--- Exercise materials ---
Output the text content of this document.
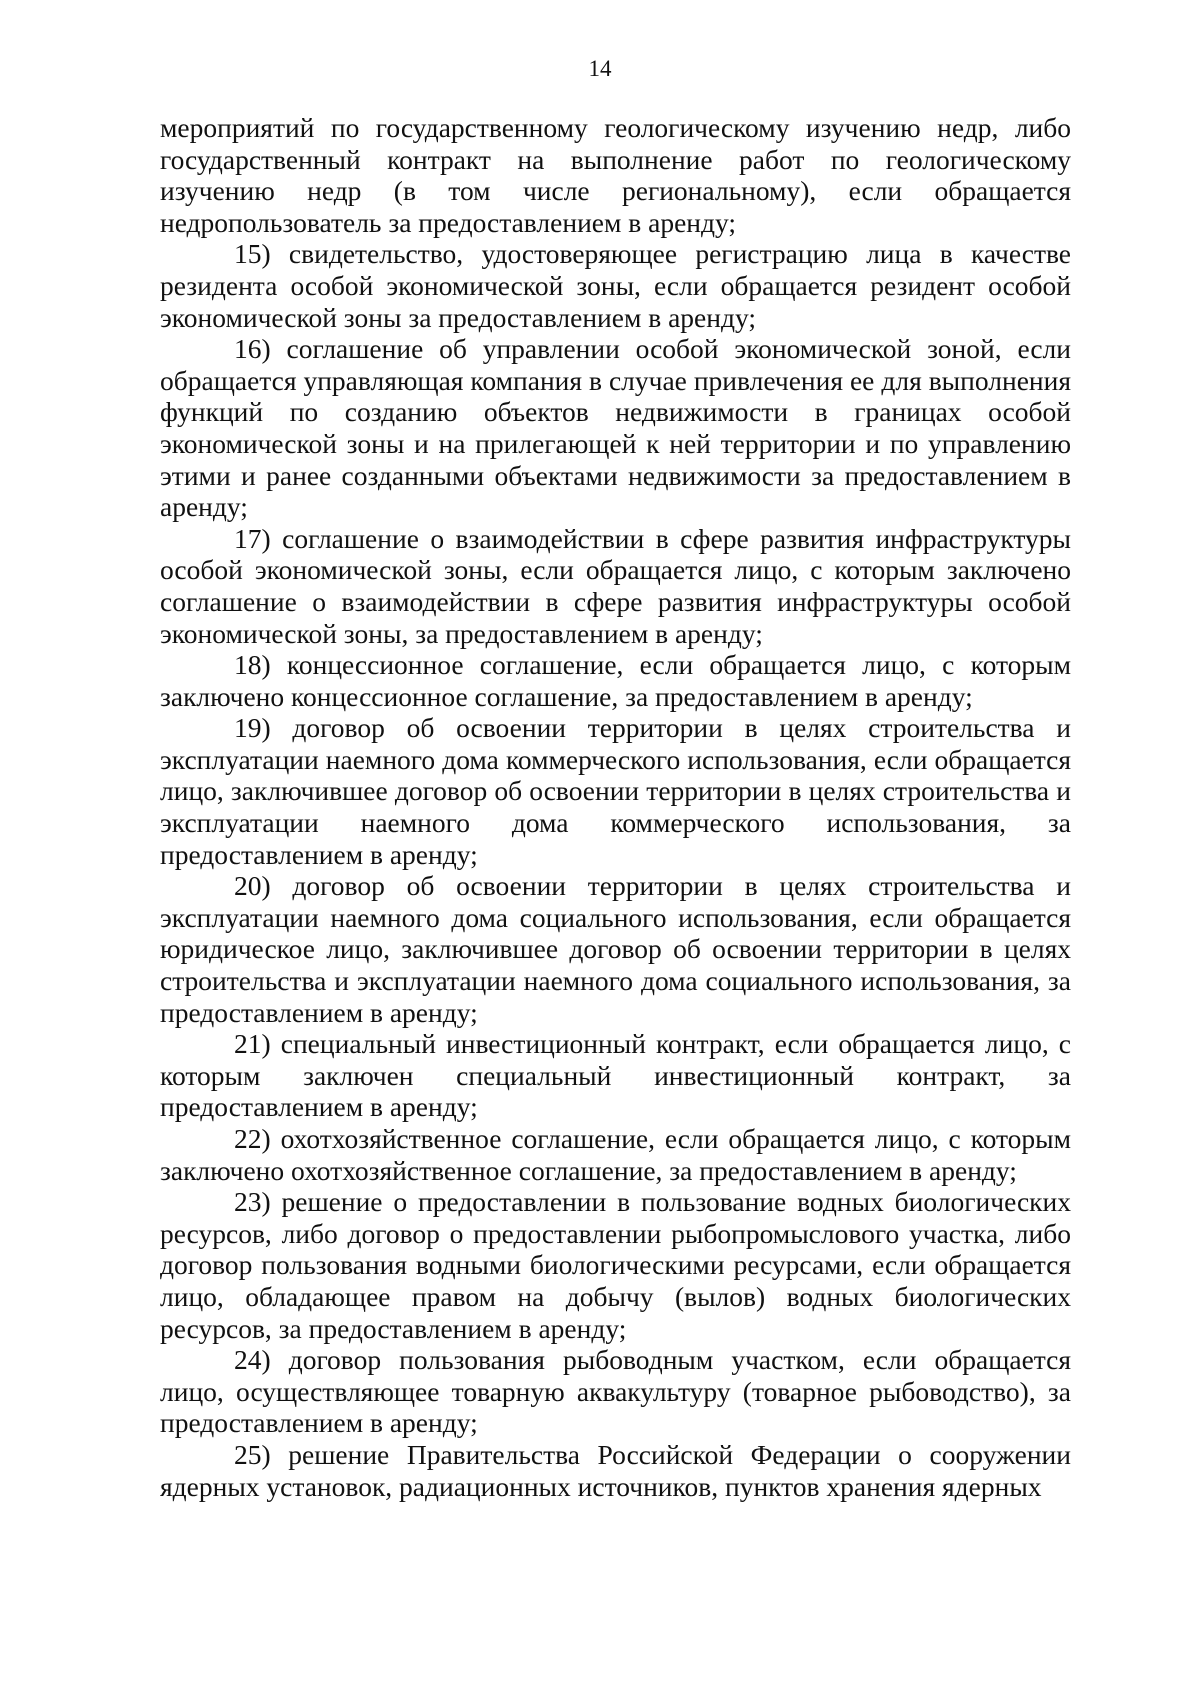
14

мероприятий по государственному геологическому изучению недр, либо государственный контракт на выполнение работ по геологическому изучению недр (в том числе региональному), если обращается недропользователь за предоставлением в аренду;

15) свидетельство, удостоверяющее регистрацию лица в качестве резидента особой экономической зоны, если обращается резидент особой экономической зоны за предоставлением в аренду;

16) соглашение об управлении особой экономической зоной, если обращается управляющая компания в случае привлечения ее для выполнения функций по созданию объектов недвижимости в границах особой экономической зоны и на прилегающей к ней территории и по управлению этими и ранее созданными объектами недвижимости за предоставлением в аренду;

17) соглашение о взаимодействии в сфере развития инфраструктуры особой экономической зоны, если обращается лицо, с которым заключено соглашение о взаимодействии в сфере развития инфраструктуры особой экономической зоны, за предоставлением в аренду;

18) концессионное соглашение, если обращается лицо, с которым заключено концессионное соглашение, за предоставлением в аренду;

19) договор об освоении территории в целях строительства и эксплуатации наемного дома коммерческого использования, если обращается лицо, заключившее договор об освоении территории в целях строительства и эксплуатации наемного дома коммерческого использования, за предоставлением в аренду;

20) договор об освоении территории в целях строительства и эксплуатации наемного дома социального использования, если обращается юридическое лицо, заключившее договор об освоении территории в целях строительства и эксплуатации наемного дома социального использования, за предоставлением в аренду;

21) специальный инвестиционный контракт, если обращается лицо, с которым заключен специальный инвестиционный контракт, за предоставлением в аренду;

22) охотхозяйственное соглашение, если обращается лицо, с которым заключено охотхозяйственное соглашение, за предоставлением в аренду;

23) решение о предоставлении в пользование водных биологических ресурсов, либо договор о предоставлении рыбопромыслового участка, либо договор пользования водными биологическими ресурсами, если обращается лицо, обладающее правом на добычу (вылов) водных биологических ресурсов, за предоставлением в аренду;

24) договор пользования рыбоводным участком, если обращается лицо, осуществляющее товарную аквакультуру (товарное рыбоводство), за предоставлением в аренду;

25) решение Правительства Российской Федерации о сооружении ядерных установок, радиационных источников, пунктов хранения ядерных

--- Problem requirements ---
For the listing above, identify each line bearing "освоении".

--- Reply ---
19) договор об освоении территории в целях строительства и эксплуатации наемного дома коммерческого использования, если обращается лицо, заключившее договор об освоении территории в целях строительства и эксплуатации наемного дома коммерческого использования, за предоставлением в аренду;
20) договор об освоении территории в целях строительства и эксплуатации наемного дома социального использования, если обращается юридическое лицо, заключившее договор об освоении территории в целях строительства и эксплуатации наемного дома социального использования, за предоставлением в аренду;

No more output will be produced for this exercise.